▶ [Information shown]
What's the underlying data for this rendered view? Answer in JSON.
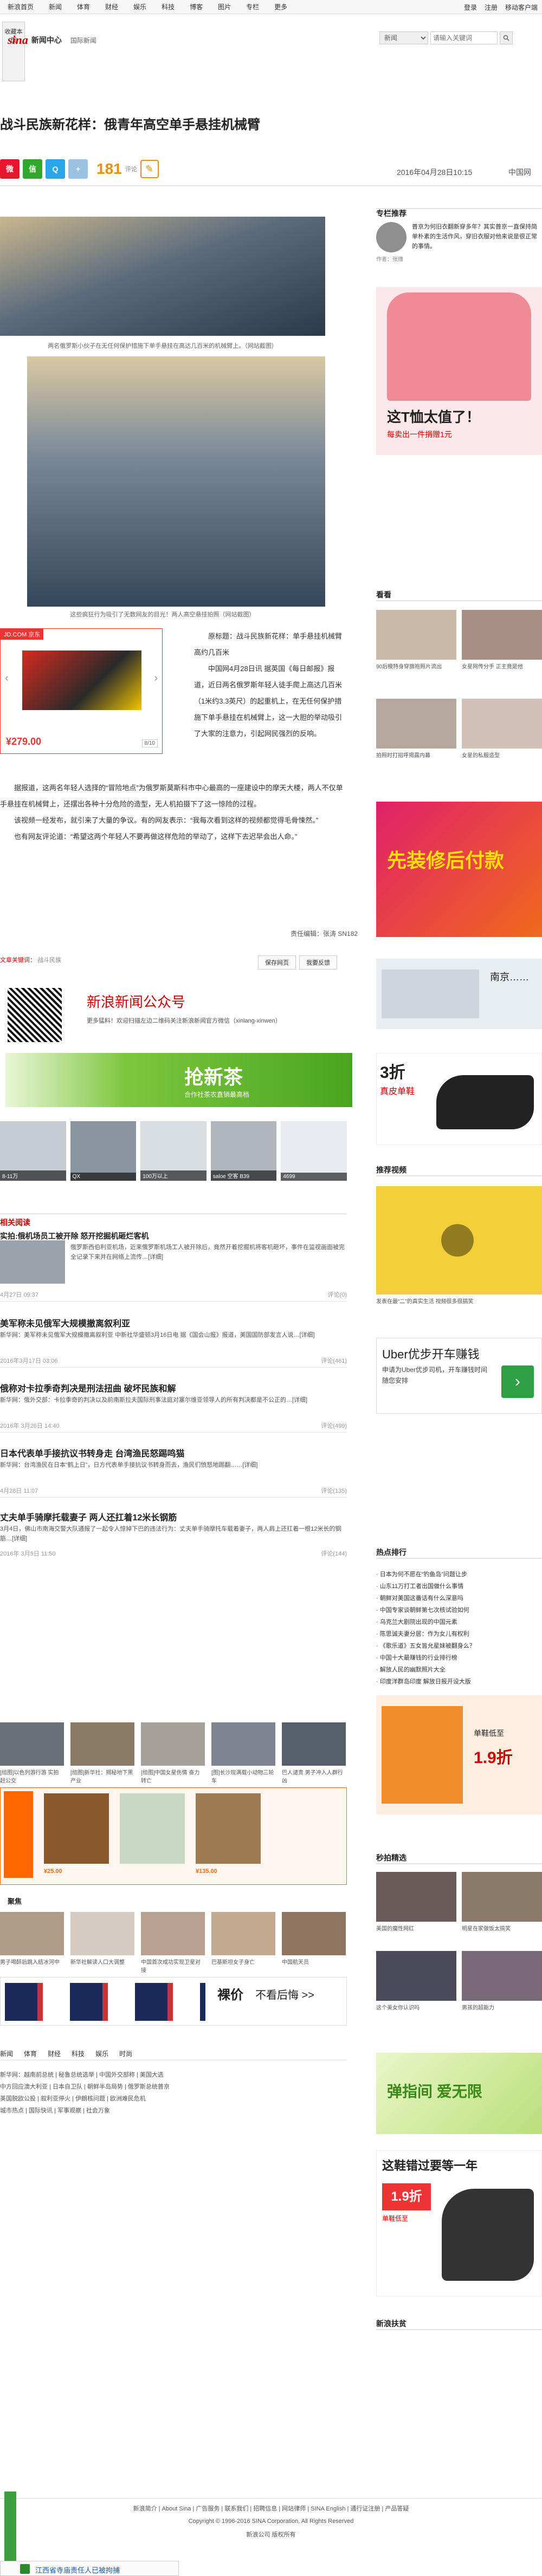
{
  "topbar": {
    "nav": [
      "新浪首页",
      "新闻",
      "体育",
      "财经",
      "娱乐",
      "科技",
      "博客",
      "图片",
      "专栏",
      "更多"
    ],
    "right": [
      "登录",
      "注册",
      "移动客户端"
    ]
  },
  "fav": {
    "label": "收藏本页"
  },
  "brand": {
    "logo": "sina",
    "name": "新闻中心",
    "section": "国际新闻"
  },
  "search": {
    "scope": "新闻",
    "placeholder": "请输入关键词"
  },
  "article": {
    "title": "战斗民族新花样：俄青年高空单手悬挂机械臂",
    "comments": "181",
    "comments_label": "评论",
    "date": "2016年04月28日10:15",
    "source": "中国网",
    "caption1": "两名俄罗斯小伙子在无任何保护措施下单手悬挂在高达几百米的机械臂上。（网站截图）",
    "caption2": "这些疯狂行为吸引了无数网友的目光！两人高空悬挂拍照（网站截图）",
    "p1": "原标题：战斗民族新花样：单手悬挂机械臂 高约几百米",
    "p2": "中国网4月28日讯 据英国《每日邮报》报道，近日两名俄罗斯年轻人徒手爬上高达几百米（1米约3.3英尺）的起重机上，在无任何保护措施下单手悬挂在机械臂上，这一大胆的举动吸引了大家的注意力，引起网民强烈的反响。",
    "p3": "据报道，这两名年轻人选择的“冒险地点”为俄罗斯莫斯科市中心最高的一座建设中的摩天大楼，两人不仅单手悬挂在机械臂上，还摆出各种十分危险的造型，无人机拍摄下了这一惊险的过程。",
    "p4": "该视频一经发布，就引来了大量的争议。有的网友表示：“我每次看到这样的视频都觉得毛骨悚然。”",
    "p5": "也有网友评论道：“希望这两个年轻人不要再做这样危险的举动了，这样下去迟早会出人命。”",
    "editor": "责任编辑：张涛 SN182",
    "tags_label": "文章关键词：",
    "tags": "战斗民族",
    "action_fav": "保存网页",
    "action_err": "我要反馈"
  },
  "ad_shoe": {
    "brand": "JD.COM 京东",
    "price": "¥279.00",
    "page": "8/10"
  },
  "wechat": {
    "title": "新浪新闻公众号",
    "sub": "更多猛料！欢迎扫描左边二维码关注新浪新闻官方微信（xinlang-xinwen）"
  },
  "tea": {
    "title": "抢新茶",
    "sub": "合作社茶农直销最高档"
  },
  "cars": [
    {
      "label": "8-11万"
    },
    {
      "label": "QX"
    },
    {
      "label": "100万以上"
    },
    {
      "label": "saloe 空客 B39"
    },
    {
      "label": "4699"
    }
  ],
  "related": {
    "header": "相关阅读",
    "items": [
      {
        "title": "实拍:俄机场员工被开除 怒开挖掘机砸烂客机",
        "desc": "俄罗斯西伯利亚机场，近来俄罗斯机场工人被开除后，竟然开着挖掘机将客机砸坏，事件在监视画面被完全记录下来并在网络上流传…[详细]",
        "meta": "俄罗斯 战斗民族 飞机",
        "date": "4月27日 09:37",
        "r": "评论(0)"
      },
      {
        "title": "美军称未见俄军大规模撤离叙利亚",
        "desc": "新华网：美军称未见俄军大规模撤离叙利亚 中新社华盛顿3月16日电 据《国会山报》报道，美国国防部发言人说…[详细]",
        "meta": "",
        "date": "2016年3月17日 03:06",
        "r": "评论(461)"
      },
      {
        "title": "俄称对卡拉季奇判决是刑法扭曲 破坏民族和解",
        "desc": "新华网：俄外交部：卡拉季奇的判决以及前南斯拉夫国际刑事法庭对塞尔维亚领导人的所有判决都是不公正的…[详细]",
        "meta": "",
        "date": "2016年 3月26日 14:40",
        "r": "评论(499)"
      },
      {
        "title": "日本代表单手接抗议书转身走 台湾渔民怒踢鸣猫",
        "desc": "新华网：台湾渔民在日本“鹤上日”，日方代表单手接抗议书转身而去，渔民们愤怒地踢翻……[详细]",
        "meta": "",
        "date": "4月28日 11:07",
        "r": "评论(135)"
      },
      {
        "title": "丈夫单手骑摩托载妻子 两人还扛着12米长钢筋",
        "desc": "3月4日，佛山市南海交警大队通报了一起令人惊掉下巴的违法行为：丈夫单手骑摩托车载着妻子，两人肩上还扛着一根12米长的钢筋…[详细]",
        "meta": "",
        "date": "2016年 3月5日 11:50",
        "r": "评论(144)"
      }
    ]
  },
  "mid_thumbs": [
    "[组图]以色列游行游 实拍赶公交",
    "[组图]新华社：揭秘地下黑产业",
    "[组图]中国女星伤情 奋力转亡",
    "[图]长沙现满载小动物三轮车",
    "巴人谴责 男子冲入人群行凶"
  ],
  "taobao": {
    "price1": "¥25.00",
    "price2": "¥135.00"
  },
  "group2_header": "聚焦",
  "group2_thumbs": [
    "男子喝醉后跳入结冰河中",
    "新华社解读人口大调整",
    "中国首次成功实现卫星对接",
    "巴基斯坦女子身亡",
    "中国航天员"
  ],
  "ad_ghost": {
    "text": "裸价",
    "sub": "不看后悔 >>"
  },
  "linkgrid": {
    "header": [
      "新闻",
      "体育",
      "财经",
      "科技",
      "娱乐",
      "时尚"
    ],
    "rows": [
      "新华网：越南前总统 | 秘鲁总统选举 | 中国外交部称 | 美国大选",
      "中方回应澳大利亚 | 日本自卫队 | 朝鲜半岛局势 | 俄罗斯总统普京",
      "英国脱欧公投 | 叙利亚停火 | 伊朗核问题 | 欧洲难民危机",
      "城市热点 | 国际快讯 | 军事观察 | 社会万象"
    ]
  },
  "sidebar": {
    "rec_header": "专栏推荐",
    "rec_text": "普京为何旧衣翻新穿多年？其实普京一直保持简单朴素的生活作风，穿旧衣服对他来说是很正常的事情。",
    "rec_author": "作者：张维",
    "banner1_text": "这T恤太值了！",
    "banner1_sub": "每卖出一件捐赠1元",
    "kan_header": "看看",
    "kan": [
      "90后模特身穿旗袍照片流出",
      "女星网传分手 正主竟是他",
      "拍照时打招呼揭露内幕",
      "女星的私服造型"
    ],
    "banner2_text": "先装修后付款",
    "car_ad": "南京……",
    "shoes_text": "3折",
    "shoes_sub": "真皮单鞋",
    "video_header": "推荐视频",
    "video_cap": "发表在最“二”的真实生活 视频很多很搞笑",
    "uber_text": "Uber优步开车赚钱",
    "uber_sub": "申请为Uber优步司机，开车赚钱时间随您安排",
    "hot_header": "热点排行",
    "hot": [
      "日本为何不愿在“钓鱼岛”问题让步",
      "山东11万打工者出国做什么事情",
      "朝鲜对美国这番话有什么深意吗",
      "中国专家谈朝鲜第七次核试验如何",
      "乌克兰大剧院出现的中国元素",
      "陈思诚夫妻分居：作为女儿有权利",
      "《歌乐道》五女皆允星妹被翻身么？",
      "中国十大最赚钱的行业排行榜",
      "解放人民的幽默照片大全",
      "印度洋群岛印度 解放日报开设大版"
    ],
    "mobile_ad_text": "单鞋低至",
    "mobile_ad_price": "1.9折",
    "second_header": "秒拍精选",
    "second": [
      "美国的魔性网红",
      "明星在家做饭太搞笑",
      "这个美女你认识吗",
      "男孩的超能力"
    ],
    "green_banner": "弹指间 爱无限",
    "shoes2_text": "这鞋错过要等一年",
    "shoes2_price": "1.9折",
    "shoes2_sub": "单鞋低至",
    "last_header": "新浪扶贫"
  },
  "footer": {
    "links": "新浪简介 | About Sina | 广告服务 | 联系我们 | 招聘信息 | 网站律师 | SINA English | 通行证注册 | 产品答疑",
    "copy": "Copyright © 1996-2016 SINA Corporation, All Rights Reserved",
    "lic": "新浪公司 版权所有"
  },
  "bottombar": {
    "text": "江西省寺庙责任人已被拘捕"
  }
}
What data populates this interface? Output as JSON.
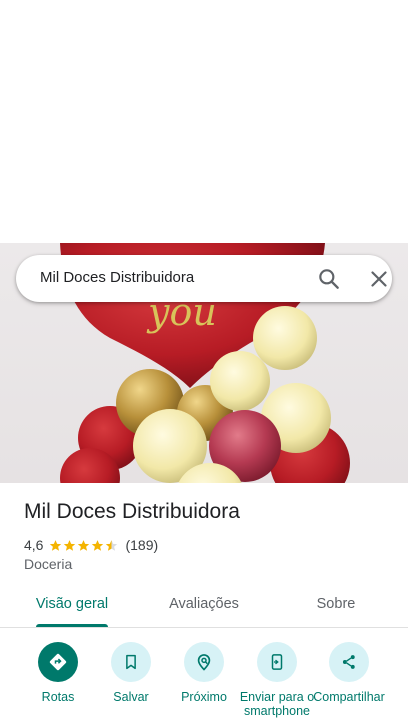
{
  "search": {
    "query": "Mil Doces Distribuidora"
  },
  "hero_image": {
    "description_icon": "balloon-photo",
    "balloon_text": "you"
  },
  "place": {
    "title": "Mil Doces Distribuidora",
    "rating": "4,6",
    "stars": 4.5,
    "review_count": "(189)",
    "category": "Doceria"
  },
  "tabs": [
    {
      "label": "Visão geral",
      "active": true
    },
    {
      "label": "Avaliações",
      "active": false
    },
    {
      "label": "Sobre",
      "active": false
    }
  ],
  "actions": [
    {
      "label": "Rotas",
      "icon": "directions-icon"
    },
    {
      "label": "Salvar",
      "icon": "bookmark-icon"
    },
    {
      "label": "Próximo",
      "icon": "nearby-icon"
    },
    {
      "label": "Enviar para o smartphone",
      "icon": "send-to-phone-icon"
    },
    {
      "label": "Compartilhar",
      "icon": "share-icon"
    }
  ],
  "colors": {
    "accent": "#00796b",
    "action_bg": "#d7f2f6",
    "star": "#f4b400"
  }
}
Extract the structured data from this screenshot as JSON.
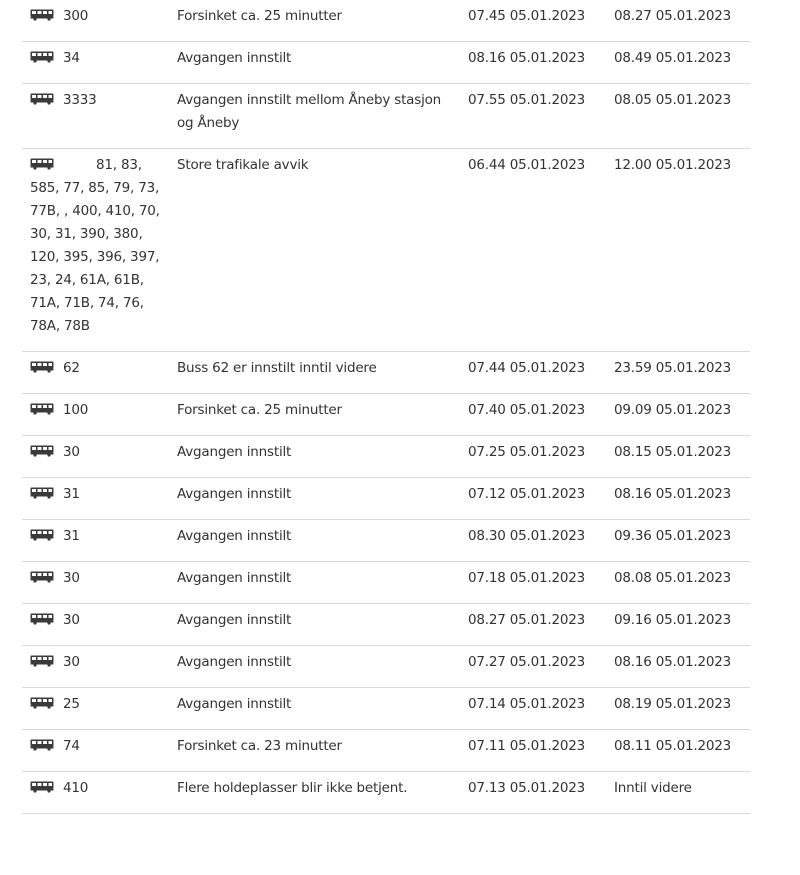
{
  "icon": "bus-icon",
  "rows": [
    {
      "line": "300",
      "desc": "Forsinket ca. 25 minutter",
      "from": "07.45 05.01.2023",
      "to": "08.27 05.01.2023"
    },
    {
      "line": "34",
      "desc": "Avgangen innstilt",
      "from": "08.16 05.01.2023",
      "to": "08.49 05.01.2023"
    },
    {
      "line": "3333",
      "desc": "Avgangen innstilt mellom Åneby stasjon og Åneby",
      "from": "07.55 05.01.2023",
      "to": "08.05 05.01.2023"
    },
    {
      "line": "81, 83, 585, 77, 85, 79, 73, 77B, , 400, 410, 70, 30, 31, 390, 380, 120, 395, 396, 397, 23, 24, 61A, 61B, 71A, 71B, 74, 76, 78A, 78B",
      "desc": "Store trafikale avvik",
      "from": "06.44 05.01.2023",
      "to": "12.00 05.01.2023"
    },
    {
      "line": "62",
      "desc": "Buss 62 er innstilt inntil videre",
      "from": "07.44 05.01.2023",
      "to": "23.59 05.01.2023"
    },
    {
      "line": "100",
      "desc": "Forsinket ca. 25 minutter",
      "from": "07.40 05.01.2023",
      "to": "09.09 05.01.2023"
    },
    {
      "line": "30",
      "desc": "Avgangen innstilt",
      "from": "07.25 05.01.2023",
      "to": "08.15 05.01.2023"
    },
    {
      "line": "31",
      "desc": "Avgangen innstilt",
      "from": "07.12 05.01.2023",
      "to": "08.16 05.01.2023"
    },
    {
      "line": "31",
      "desc": "Avgangen innstilt",
      "from": "08.30 05.01.2023",
      "to": "09.36 05.01.2023"
    },
    {
      "line": "30",
      "desc": "Avgangen innstilt",
      "from": "07.18 05.01.2023",
      "to": "08.08 05.01.2023"
    },
    {
      "line": "30",
      "desc": "Avgangen innstilt",
      "from": "08.27 05.01.2023",
      "to": "09.16 05.01.2023"
    },
    {
      "line": "30",
      "desc": "Avgangen innstilt",
      "from": "07.27 05.01.2023",
      "to": "08.16 05.01.2023"
    },
    {
      "line": "25",
      "desc": "Avgangen innstilt",
      "from": "07.14 05.01.2023",
      "to": "08.19 05.01.2023"
    },
    {
      "line": "74",
      "desc": "Forsinket ca. 23 minutter",
      "from": "07.11 05.01.2023",
      "to": "08.11 05.01.2023"
    },
    {
      "line": "410",
      "desc": "Flere holdeplasser blir ikke betjent.",
      "from": "07.13 05.01.2023",
      "to": "Inntil videre"
    }
  ]
}
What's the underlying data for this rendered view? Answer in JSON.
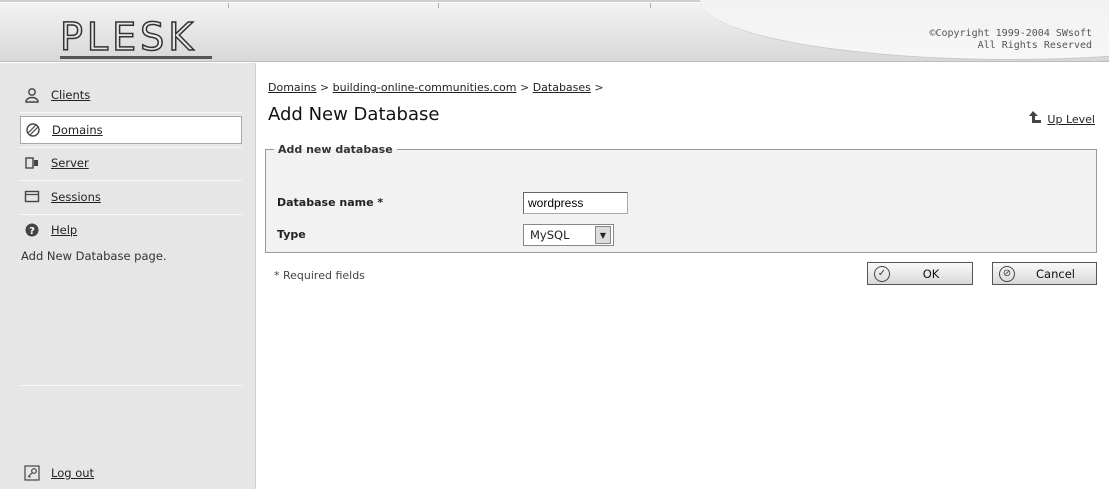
{
  "header": {
    "logo": "PLESK",
    "copyright_line1": "©Copyright 1999-2004 SWsoft",
    "copyright_line2": "All Rights Reserved"
  },
  "sidebar": {
    "items": [
      {
        "label": "Clients",
        "icon": "clients-icon"
      },
      {
        "label": "Domains",
        "icon": "domains-icon",
        "active": true
      },
      {
        "label": "Server",
        "icon": "server-icon"
      },
      {
        "label": "Sessions",
        "icon": "sessions-icon"
      },
      {
        "label": "Help",
        "icon": "help-icon"
      }
    ],
    "help_text": "Add New Database page.",
    "logout_label": "Log out"
  },
  "breadcrumb": {
    "items": [
      "Domains",
      "building-online-communities.com",
      "Databases"
    ],
    "separator": ">"
  },
  "page": {
    "title": "Add New Database",
    "up_level": "Up Level"
  },
  "form": {
    "legend": "Add new database",
    "db_name_label": "Database name *",
    "db_name_value": "wordpress",
    "type_label": "Type",
    "type_value": "MySQL",
    "required_note": "* Required fields",
    "ok_label": "OK",
    "cancel_label": "Cancel"
  }
}
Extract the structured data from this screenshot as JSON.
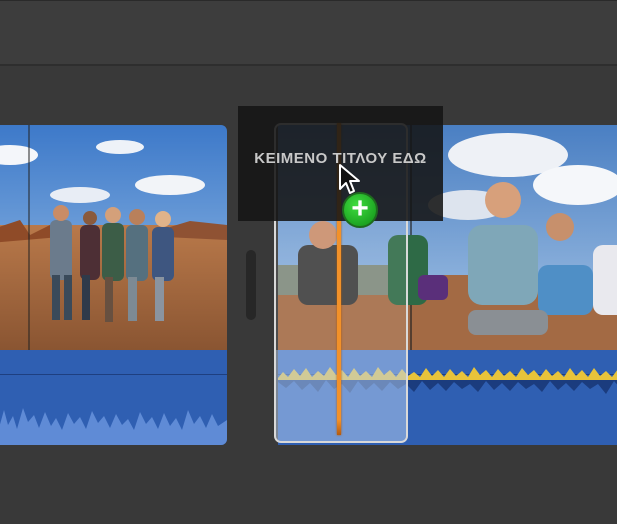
{
  "title_overlay": {
    "text": "ΚΕΙΜΕΝΟ ΤΙΤΛΟΥ ΕΔΩ"
  },
  "colors": {
    "audio_track": "#2f5fb2",
    "playhead": "#f29129",
    "add_badge": "#1fb52a"
  },
  "icons": {
    "add": "plus-icon",
    "cursor": "arrow-cursor-icon"
  }
}
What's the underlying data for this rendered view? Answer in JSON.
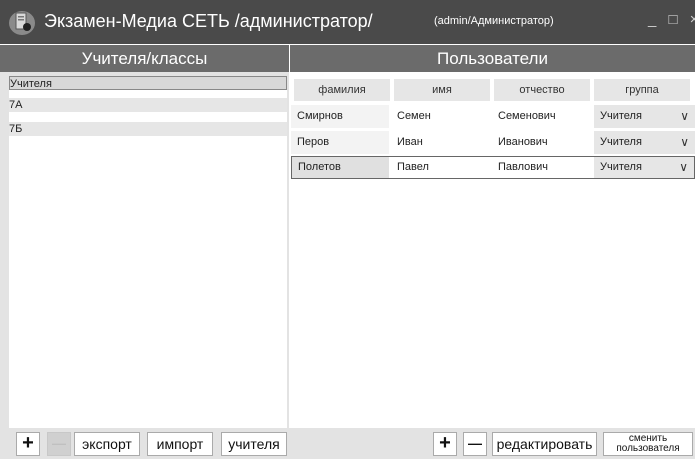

▶ [Exercise brief]
Read through the data and copy every line where "active" shows up.

▶ [Written solution]
      "active": true
      "active": false
      "active": false
        "active": true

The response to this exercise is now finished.